* [PROMPT]: Can you give all the records again without altering a single character?

* [EXERCISE INPUTS]:

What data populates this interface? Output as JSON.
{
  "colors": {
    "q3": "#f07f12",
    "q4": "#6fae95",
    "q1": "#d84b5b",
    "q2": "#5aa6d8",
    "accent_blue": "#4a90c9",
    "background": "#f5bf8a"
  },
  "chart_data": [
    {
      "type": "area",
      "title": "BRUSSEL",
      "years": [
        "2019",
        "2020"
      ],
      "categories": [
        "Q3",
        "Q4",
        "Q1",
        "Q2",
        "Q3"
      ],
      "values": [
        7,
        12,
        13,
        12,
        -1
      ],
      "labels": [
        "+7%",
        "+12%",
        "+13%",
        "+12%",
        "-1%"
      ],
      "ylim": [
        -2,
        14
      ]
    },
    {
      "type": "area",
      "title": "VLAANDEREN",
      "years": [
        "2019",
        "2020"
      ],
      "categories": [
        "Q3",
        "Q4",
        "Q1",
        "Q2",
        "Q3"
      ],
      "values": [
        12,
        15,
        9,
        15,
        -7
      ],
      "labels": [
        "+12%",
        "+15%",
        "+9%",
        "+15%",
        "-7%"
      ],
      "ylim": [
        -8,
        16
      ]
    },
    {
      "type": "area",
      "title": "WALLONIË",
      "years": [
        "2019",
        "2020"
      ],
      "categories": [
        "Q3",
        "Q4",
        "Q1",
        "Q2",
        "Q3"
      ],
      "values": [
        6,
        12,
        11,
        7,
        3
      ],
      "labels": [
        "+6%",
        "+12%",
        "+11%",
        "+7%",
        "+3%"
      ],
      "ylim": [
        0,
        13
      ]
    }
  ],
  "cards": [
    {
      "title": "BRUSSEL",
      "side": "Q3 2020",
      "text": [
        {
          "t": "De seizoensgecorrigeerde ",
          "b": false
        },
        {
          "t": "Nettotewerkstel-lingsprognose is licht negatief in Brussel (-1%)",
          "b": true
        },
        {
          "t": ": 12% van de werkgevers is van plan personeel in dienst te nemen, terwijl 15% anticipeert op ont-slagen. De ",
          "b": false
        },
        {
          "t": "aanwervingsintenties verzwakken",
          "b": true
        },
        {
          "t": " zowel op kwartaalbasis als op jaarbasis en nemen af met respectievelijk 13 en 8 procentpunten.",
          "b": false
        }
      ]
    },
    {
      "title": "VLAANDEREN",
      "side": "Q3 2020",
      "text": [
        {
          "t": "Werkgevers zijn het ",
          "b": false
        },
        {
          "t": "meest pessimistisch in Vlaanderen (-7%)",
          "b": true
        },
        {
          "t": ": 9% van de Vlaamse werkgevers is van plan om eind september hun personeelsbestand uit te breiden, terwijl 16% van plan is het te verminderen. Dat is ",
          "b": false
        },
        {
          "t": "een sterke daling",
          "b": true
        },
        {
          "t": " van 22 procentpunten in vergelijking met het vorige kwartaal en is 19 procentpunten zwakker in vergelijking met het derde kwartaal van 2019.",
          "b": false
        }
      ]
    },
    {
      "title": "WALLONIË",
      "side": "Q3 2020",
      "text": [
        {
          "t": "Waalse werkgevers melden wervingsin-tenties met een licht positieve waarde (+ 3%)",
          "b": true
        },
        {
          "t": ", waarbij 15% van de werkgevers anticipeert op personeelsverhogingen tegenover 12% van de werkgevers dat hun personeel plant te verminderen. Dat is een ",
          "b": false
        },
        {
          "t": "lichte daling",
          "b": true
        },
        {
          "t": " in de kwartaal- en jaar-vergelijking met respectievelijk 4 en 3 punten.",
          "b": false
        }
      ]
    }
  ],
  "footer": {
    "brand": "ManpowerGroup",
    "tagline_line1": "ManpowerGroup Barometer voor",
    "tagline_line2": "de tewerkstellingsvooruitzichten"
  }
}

* [RESULT]:
What data populates this interface? Output as JSON.
{
  "colors": {
    "q3": "#f07f12",
    "q4": "#6fae95",
    "q1": "#d84b5b",
    "q2": "#5aa6d8",
    "accent_blue": "#4a90c9",
    "background": "#f5bf8a"
  },
  "chart_data": [
    {
      "type": "area",
      "title": "BRUSSEL",
      "years": [
        "2019",
        "2020"
      ],
      "categories": [
        "Q3",
        "Q4",
        "Q1",
        "Q2",
        "Q3"
      ],
      "values": [
        7,
        12,
        13,
        12,
        -1
      ],
      "labels": [
        "+7%",
        "+12%",
        "+13%",
        "+12%",
        "-1%"
      ],
      "ylim": [
        -2,
        14
      ]
    },
    {
      "type": "area",
      "title": "VLAANDEREN",
      "years": [
        "2019",
        "2020"
      ],
      "categories": [
        "Q3",
        "Q4",
        "Q1",
        "Q2",
        "Q3"
      ],
      "values": [
        12,
        15,
        9,
        15,
        -7
      ],
      "labels": [
        "+12%",
        "+15%",
        "+9%",
        "+15%",
        "-7%"
      ],
      "ylim": [
        -8,
        16
      ]
    },
    {
      "type": "area",
      "title": "WALLONIË",
      "years": [
        "2019",
        "2020"
      ],
      "categories": [
        "Q3",
        "Q4",
        "Q1",
        "Q2",
        "Q3"
      ],
      "values": [
        6,
        12,
        11,
        7,
        3
      ],
      "labels": [
        "+6%",
        "+12%",
        "+11%",
        "+7%",
        "+3%"
      ],
      "ylim": [
        0,
        13
      ]
    }
  ],
  "cards": [
    {
      "title": "BRUSSEL",
      "side": "Q3 2020",
      "text": [
        {
          "t": "De seizoensgecorrigeerde ",
          "b": false
        },
        {
          "t": "Nettotewerkstel-lingsprognose is licht negatief in Brussel (-1%)",
          "b": true
        },
        {
          "t": ": 12% van de werkgevers is van plan personeel in dienst te nemen, terwijl 15% anticipeert op ont-slagen. De ",
          "b": false
        },
        {
          "t": "aanwervingsintenties verzwakken",
          "b": true
        },
        {
          "t": " zowel op kwartaalbasis als op jaarbasis en nemen af met respectievelijk 13 en 8 procentpunten.",
          "b": false
        }
      ]
    },
    {
      "title": "VLAANDEREN",
      "side": "Q3 2020",
      "text": [
        {
          "t": "Werkgevers zijn het ",
          "b": false
        },
        {
          "t": "meest pessimistisch in Vlaanderen (-7%)",
          "b": true
        },
        {
          "t": ": 9% van de Vlaamse werkgevers is van plan om eind september hun personeelsbestand uit te breiden, terwijl 16% van plan is het te verminderen. Dat is ",
          "b": false
        },
        {
          "t": "een sterke daling",
          "b": true
        },
        {
          "t": " van 22 procentpunten in vergelijking met het vorige kwartaal en is 19 procentpunten zwakker in vergelijking met het derde kwartaal van 2019.",
          "b": false
        }
      ]
    },
    {
      "title": "WALLONIË",
      "side": "Q3 2020",
      "text": [
        {
          "t": "Waalse werkgevers melden wervingsin-tenties met een licht positieve waarde (+ 3%)",
          "b": true
        },
        {
          "t": ", waarbij 15% van de werkgevers anticipeert op personeelsverhogingen tegenover 12% van de werkgevers dat hun personeel plant te verminderen. Dat is een ",
          "b": false
        },
        {
          "t": "lichte daling",
          "b": true
        },
        {
          "t": " in de kwartaal- en jaar-vergelijking met respectievelijk 4 en 3 punten.",
          "b": false
        }
      ]
    }
  ],
  "footer": {
    "brand": "ManpowerGroup",
    "tagline_line1": "ManpowerGroup Barometer voor",
    "tagline_line2": "de tewerkstellingsvooruitzichten"
  }
}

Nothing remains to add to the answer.